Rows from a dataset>
--

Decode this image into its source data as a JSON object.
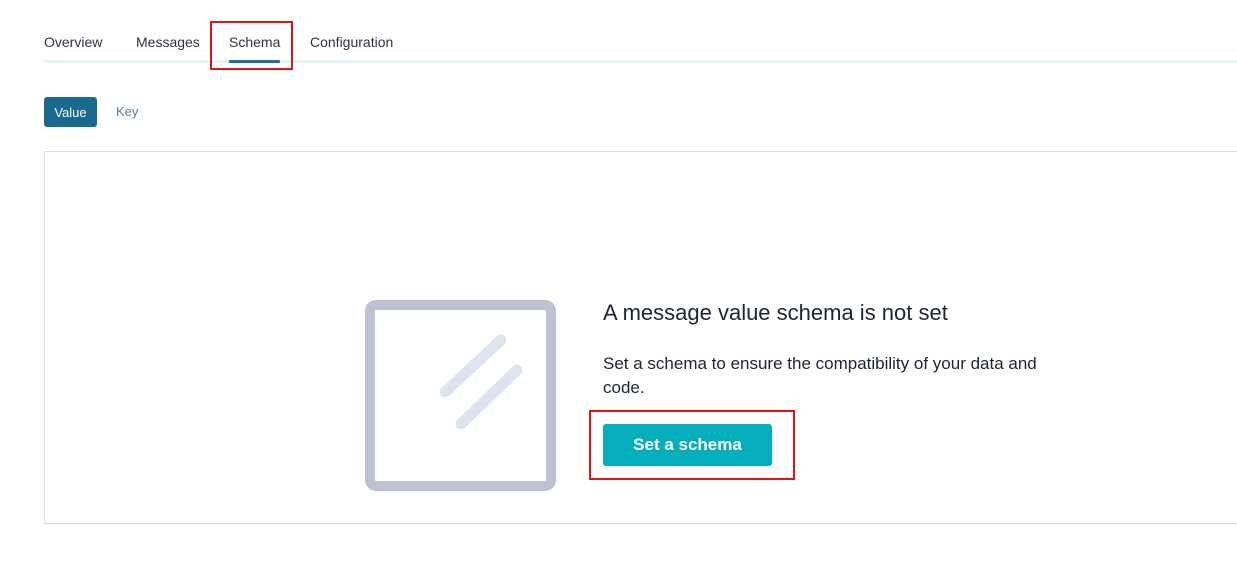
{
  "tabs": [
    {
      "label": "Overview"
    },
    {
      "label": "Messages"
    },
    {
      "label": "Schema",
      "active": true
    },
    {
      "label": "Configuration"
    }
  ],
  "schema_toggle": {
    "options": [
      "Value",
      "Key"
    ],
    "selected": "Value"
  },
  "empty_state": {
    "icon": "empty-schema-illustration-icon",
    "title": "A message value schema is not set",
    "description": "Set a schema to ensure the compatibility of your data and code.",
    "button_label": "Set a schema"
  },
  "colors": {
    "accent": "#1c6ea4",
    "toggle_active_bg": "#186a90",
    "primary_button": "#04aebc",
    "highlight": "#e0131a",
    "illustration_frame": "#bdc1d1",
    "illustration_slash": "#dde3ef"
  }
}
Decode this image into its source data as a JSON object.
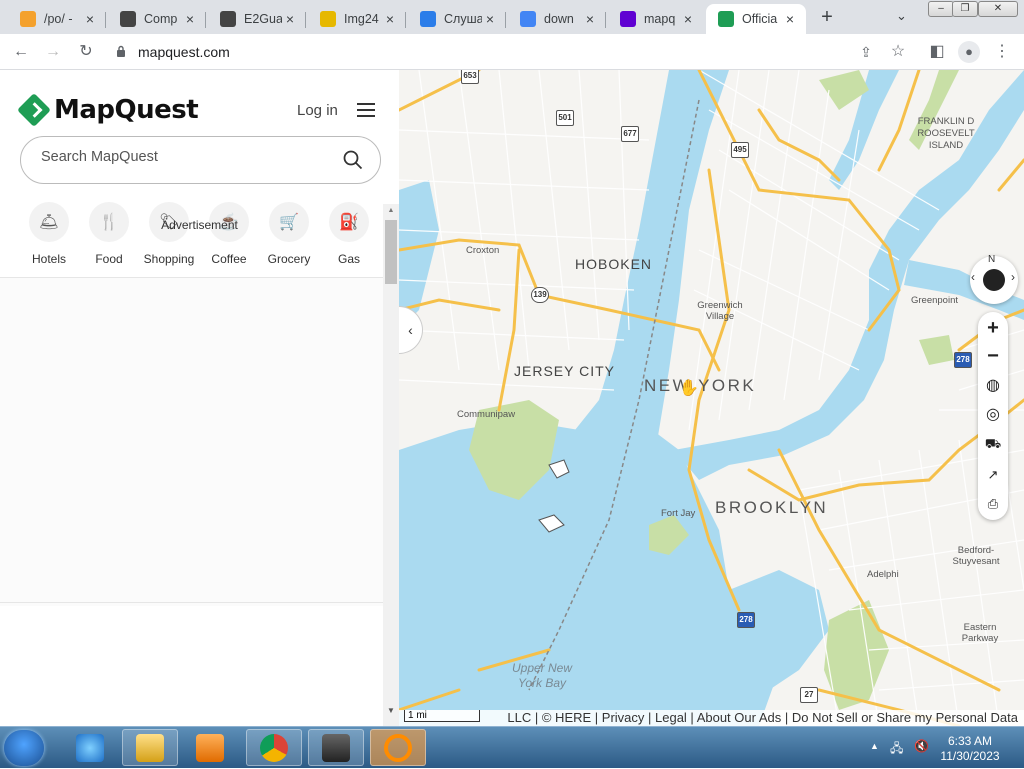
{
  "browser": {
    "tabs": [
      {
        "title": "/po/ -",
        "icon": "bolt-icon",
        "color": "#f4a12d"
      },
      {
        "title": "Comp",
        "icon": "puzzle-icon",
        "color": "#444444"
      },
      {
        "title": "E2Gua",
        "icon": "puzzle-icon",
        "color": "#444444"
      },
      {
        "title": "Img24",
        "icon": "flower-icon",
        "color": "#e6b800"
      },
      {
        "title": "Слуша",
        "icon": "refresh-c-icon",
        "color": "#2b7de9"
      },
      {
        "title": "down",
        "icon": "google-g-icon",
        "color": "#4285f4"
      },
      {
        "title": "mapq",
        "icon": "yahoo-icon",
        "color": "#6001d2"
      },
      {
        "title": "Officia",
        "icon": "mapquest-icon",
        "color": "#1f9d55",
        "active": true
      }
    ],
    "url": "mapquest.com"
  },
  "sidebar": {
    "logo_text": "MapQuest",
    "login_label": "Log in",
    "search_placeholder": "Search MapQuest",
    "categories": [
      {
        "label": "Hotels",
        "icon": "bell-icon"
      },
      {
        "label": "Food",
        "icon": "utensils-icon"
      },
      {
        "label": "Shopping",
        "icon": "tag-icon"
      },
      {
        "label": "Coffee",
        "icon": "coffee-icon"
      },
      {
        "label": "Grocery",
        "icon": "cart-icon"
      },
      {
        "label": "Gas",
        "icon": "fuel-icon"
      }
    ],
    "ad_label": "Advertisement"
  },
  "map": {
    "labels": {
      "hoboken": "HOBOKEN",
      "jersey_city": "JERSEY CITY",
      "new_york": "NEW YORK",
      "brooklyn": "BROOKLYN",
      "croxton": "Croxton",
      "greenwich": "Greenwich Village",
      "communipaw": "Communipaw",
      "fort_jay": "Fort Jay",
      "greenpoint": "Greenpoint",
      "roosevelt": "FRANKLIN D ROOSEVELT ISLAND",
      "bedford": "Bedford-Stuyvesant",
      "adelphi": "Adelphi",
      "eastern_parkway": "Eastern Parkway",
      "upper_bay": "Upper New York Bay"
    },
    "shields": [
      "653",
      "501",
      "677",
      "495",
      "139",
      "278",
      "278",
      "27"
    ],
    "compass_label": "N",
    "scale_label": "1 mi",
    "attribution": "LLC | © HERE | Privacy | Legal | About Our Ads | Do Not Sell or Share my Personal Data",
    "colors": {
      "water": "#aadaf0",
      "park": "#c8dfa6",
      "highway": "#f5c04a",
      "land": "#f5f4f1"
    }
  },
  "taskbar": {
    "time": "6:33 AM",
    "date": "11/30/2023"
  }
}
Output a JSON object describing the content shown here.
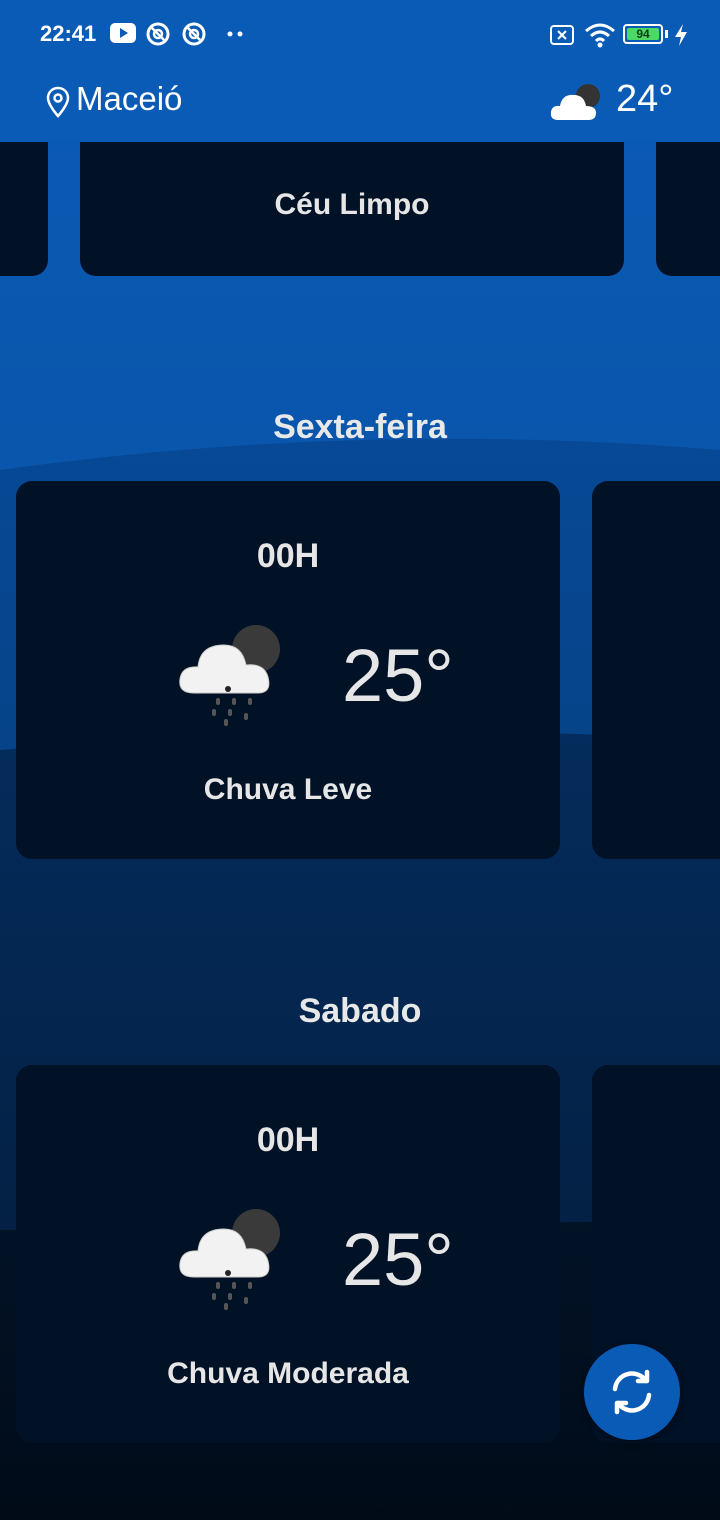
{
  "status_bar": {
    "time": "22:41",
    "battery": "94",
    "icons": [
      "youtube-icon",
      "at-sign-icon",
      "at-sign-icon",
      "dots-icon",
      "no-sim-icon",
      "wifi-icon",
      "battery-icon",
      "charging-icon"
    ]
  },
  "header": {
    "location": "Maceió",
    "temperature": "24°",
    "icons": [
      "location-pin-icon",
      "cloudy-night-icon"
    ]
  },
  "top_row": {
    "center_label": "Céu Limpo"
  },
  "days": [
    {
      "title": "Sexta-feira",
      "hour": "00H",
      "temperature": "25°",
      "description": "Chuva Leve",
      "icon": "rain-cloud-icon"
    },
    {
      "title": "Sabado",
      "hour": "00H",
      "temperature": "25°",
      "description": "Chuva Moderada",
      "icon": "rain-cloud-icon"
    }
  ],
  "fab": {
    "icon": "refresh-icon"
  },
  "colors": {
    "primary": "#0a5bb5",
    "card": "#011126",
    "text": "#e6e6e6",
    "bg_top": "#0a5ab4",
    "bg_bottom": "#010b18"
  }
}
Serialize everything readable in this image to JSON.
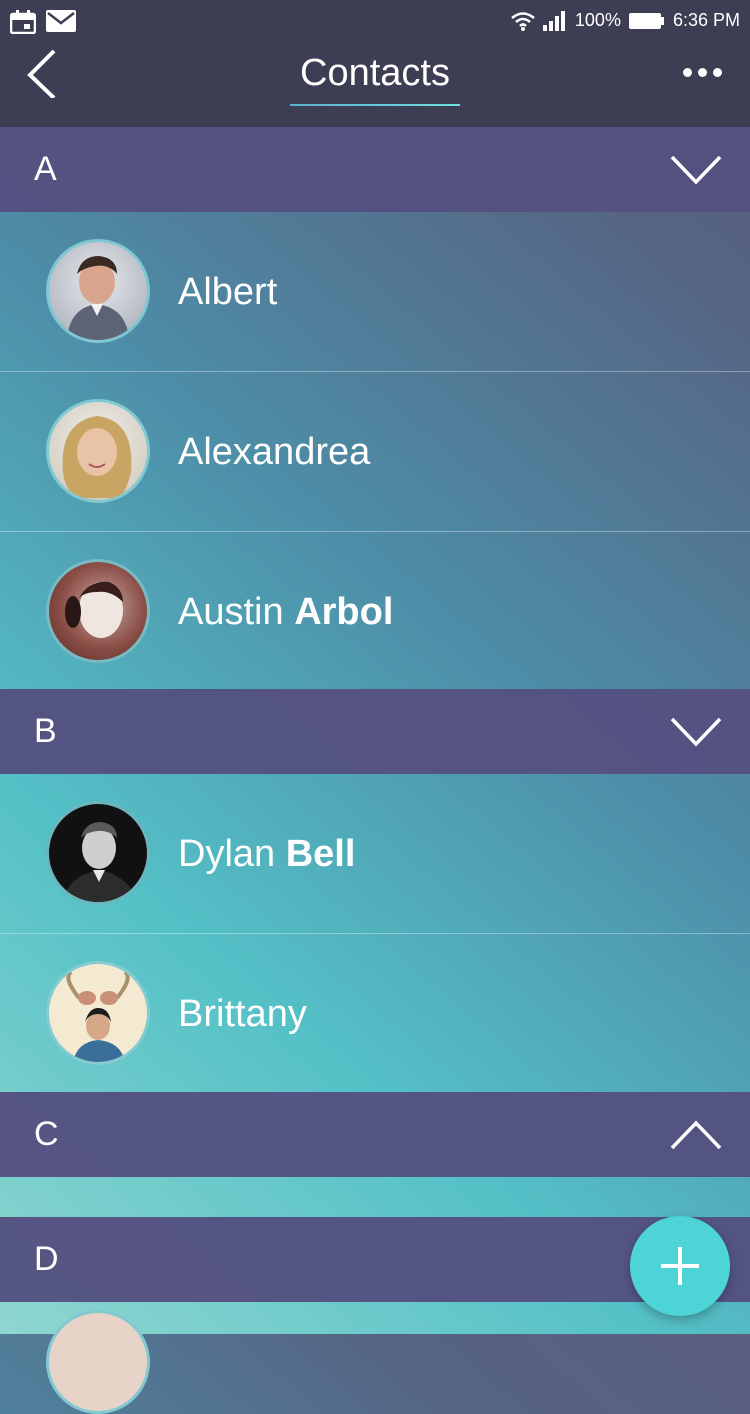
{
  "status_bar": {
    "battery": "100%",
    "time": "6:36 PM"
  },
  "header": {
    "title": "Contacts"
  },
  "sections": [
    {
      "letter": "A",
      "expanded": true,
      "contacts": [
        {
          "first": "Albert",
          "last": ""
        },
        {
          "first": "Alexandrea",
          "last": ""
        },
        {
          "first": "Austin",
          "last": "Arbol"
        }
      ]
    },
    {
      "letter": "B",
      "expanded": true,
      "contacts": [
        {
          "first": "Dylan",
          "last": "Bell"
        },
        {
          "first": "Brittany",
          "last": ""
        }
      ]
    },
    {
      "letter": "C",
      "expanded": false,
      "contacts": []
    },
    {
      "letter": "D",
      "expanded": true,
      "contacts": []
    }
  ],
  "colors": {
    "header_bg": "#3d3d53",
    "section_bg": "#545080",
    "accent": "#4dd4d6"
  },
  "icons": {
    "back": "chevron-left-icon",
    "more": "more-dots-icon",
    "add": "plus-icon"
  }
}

--

SET EXERCISE> Repeat all the data as it stands, dropping any images it holds.

FULL SOLUTION>
Decode this image into its source data as a JSON object.
{
  "tabs": [
    {
      "label": "Overview"
    },
    {
      "label": "Messages"
    },
    {
      "label": "Schema",
      "active": true
    },
    {
      "label": "Configuration"
    }
  ],
  "schema_toggle": {
    "options": [
      "Value",
      "Key"
    ],
    "selected": "Value"
  },
  "empty_state": {
    "icon": "empty-schema-illustration-icon",
    "title": "A message value schema is not set",
    "description": "Set a schema to ensure the compatibility of your data and code.",
    "button_label": "Set a schema"
  },
  "colors": {
    "accent": "#1c6ea4",
    "toggle_active_bg": "#186a90",
    "primary_button": "#04aebc",
    "highlight": "#e0131a",
    "illustration_frame": "#bdc1d1",
    "illustration_slash": "#dde3ef"
  }
}
Decode this image into its source data as a JSON object.
{
  "browser": {
    "tabs": [
      {
        "title": "/po/ -",
        "icon": "bolt-icon",
        "color": "#f4a12d"
      },
      {
        "title": "Comp",
        "icon": "puzzle-icon",
        "color": "#444444"
      },
      {
        "title": "E2Gua",
        "icon": "puzzle-icon",
        "color": "#444444"
      },
      {
        "title": "Img24",
        "icon": "flower-icon",
        "color": "#e6b800"
      },
      {
        "title": "Слуша",
        "icon": "refresh-c-icon",
        "color": "#2b7de9"
      },
      {
        "title": "down",
        "icon": "google-g-icon",
        "color": "#4285f4"
      },
      {
        "title": "mapq",
        "icon": "yahoo-icon",
        "color": "#6001d2"
      },
      {
        "title": "Officia",
        "icon": "mapquest-icon",
        "color": "#1f9d55",
        "active": true
      }
    ],
    "url": "mapquest.com"
  },
  "sidebar": {
    "logo_text": "MapQuest",
    "login_label": "Log in",
    "search_placeholder": "Search MapQuest",
    "categories": [
      {
        "label": "Hotels",
        "icon": "bell-icon"
      },
      {
        "label": "Food",
        "icon": "utensils-icon"
      },
      {
        "label": "Shopping",
        "icon": "tag-icon"
      },
      {
        "label": "Coffee",
        "icon": "coffee-icon"
      },
      {
        "label": "Grocery",
        "icon": "cart-icon"
      },
      {
        "label": "Gas",
        "icon": "fuel-icon"
      }
    ],
    "ad_label": "Advertisement"
  },
  "map": {
    "labels": {
      "hoboken": "HOBOKEN",
      "jersey_city": "JERSEY CITY",
      "new_york": "NEW YORK",
      "brooklyn": "BROOKLYN",
      "croxton": "Croxton",
      "greenwich": "Greenwich Village",
      "communipaw": "Communipaw",
      "fort_jay": "Fort Jay",
      "greenpoint": "Greenpoint",
      "roosevelt": "FRANKLIN D ROOSEVELT ISLAND",
      "bedford": "Bedford-Stuyvesant",
      "adelphi": "Adelphi",
      "eastern_parkway": "Eastern Parkway",
      "upper_bay": "Upper New York Bay"
    },
    "shields": [
      "653",
      "501",
      "677",
      "495",
      "139",
      "278",
      "278",
      "27"
    ],
    "compass_label": "N",
    "scale_label": "1 mi",
    "attribution": "LLC | © HERE | Privacy | Legal | About Our Ads | Do Not Sell or Share my Personal Data",
    "colors": {
      "water": "#aadaf0",
      "park": "#c8dfa6",
      "highway": "#f5c04a",
      "land": "#f5f4f1"
    }
  },
  "taskbar": {
    "time": "6:33 AM",
    "date": "11/30/2023"
  }
}
Output a JSON object describing the content shown here.
{
  "status_bar": {
    "time": "22:41",
    "battery": "94",
    "icons": [
      "youtube-icon",
      "at-sign-icon",
      "at-sign-icon",
      "dots-icon",
      "no-sim-icon",
      "wifi-icon",
      "battery-icon",
      "charging-icon"
    ]
  },
  "header": {
    "location": "Maceió",
    "temperature": "24°",
    "icons": [
      "location-pin-icon",
      "cloudy-night-icon"
    ]
  },
  "top_row": {
    "center_label": "Céu Limpo"
  },
  "days": [
    {
      "title": "Sexta-feira",
      "hour": "00H",
      "temperature": "25°",
      "description": "Chuva Leve",
      "icon": "rain-cloud-icon"
    },
    {
      "title": "Sabado",
      "hour": "00H",
      "temperature": "25°",
      "description": "Chuva Moderada",
      "icon": "rain-cloud-icon"
    }
  ],
  "fab": {
    "icon": "refresh-icon"
  },
  "colors": {
    "primary": "#0a5bb5",
    "card": "#011126",
    "text": "#e6e6e6",
    "bg_top": "#0a5ab4",
    "bg_bottom": "#010b18"
  }
}
Serialize everything readable in this image to JSON.
{
  "status_bar": {
    "battery": "100%",
    "time": "6:36 PM"
  },
  "header": {
    "title": "Contacts"
  },
  "sections": [
    {
      "letter": "A",
      "expanded": true,
      "contacts": [
        {
          "first": "Albert",
          "last": ""
        },
        {
          "first": "Alexandrea",
          "last": ""
        },
        {
          "first": "Austin",
          "last": "Arbol"
        }
      ]
    },
    {
      "letter": "B",
      "expanded": true,
      "contacts": [
        {
          "first": "Dylan",
          "last": "Bell"
        },
        {
          "first": "Brittany",
          "last": ""
        }
      ]
    },
    {
      "letter": "C",
      "expanded": false,
      "contacts": []
    },
    {
      "letter": "D",
      "expanded": true,
      "contacts": []
    }
  ],
  "colors": {
    "header_bg": "#3d3d53",
    "section_bg": "#545080",
    "accent": "#4dd4d6"
  },
  "icons": {
    "back": "chevron-left-icon",
    "more": "more-dots-icon",
    "add": "plus-icon"
  }
}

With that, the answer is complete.